WRITTEN PROBLEM: Your task is to give the listing below back word for word, pictures excluded.

Items from a dataset
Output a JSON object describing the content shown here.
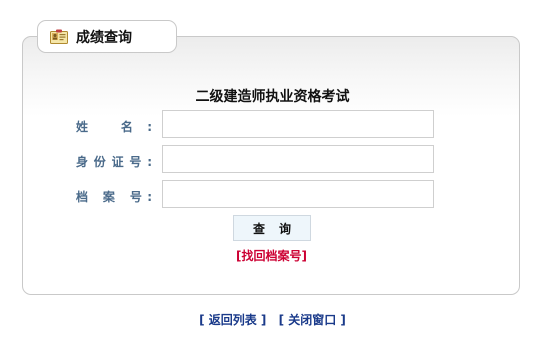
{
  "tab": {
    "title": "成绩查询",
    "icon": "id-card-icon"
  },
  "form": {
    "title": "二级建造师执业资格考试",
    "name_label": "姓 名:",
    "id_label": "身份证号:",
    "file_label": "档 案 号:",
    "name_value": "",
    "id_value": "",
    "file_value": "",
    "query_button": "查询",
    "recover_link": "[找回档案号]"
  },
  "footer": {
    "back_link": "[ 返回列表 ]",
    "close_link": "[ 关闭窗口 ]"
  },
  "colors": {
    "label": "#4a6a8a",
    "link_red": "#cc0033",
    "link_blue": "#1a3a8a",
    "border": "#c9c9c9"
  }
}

ANSWER TO THE TASK:
Output a JSON object describing the content shown here.
{
  "tab": {
    "title": "成绩查询",
    "icon": "id-card-icon"
  },
  "form": {
    "title": "二级建造师执业资格考试",
    "name_label": "姓 名:",
    "id_label": "身份证号:",
    "file_label": "档 案 号:",
    "name_value": "",
    "id_value": "",
    "file_value": "",
    "query_button": "查询",
    "recover_link": "[找回档案号]"
  },
  "footer": {
    "back_link": "[ 返回列表 ]",
    "close_link": "[ 关闭窗口 ]"
  },
  "colors": {
    "label": "#4a6a8a",
    "link_red": "#cc0033",
    "link_blue": "#1a3a8a",
    "border": "#c9c9c9"
  }
}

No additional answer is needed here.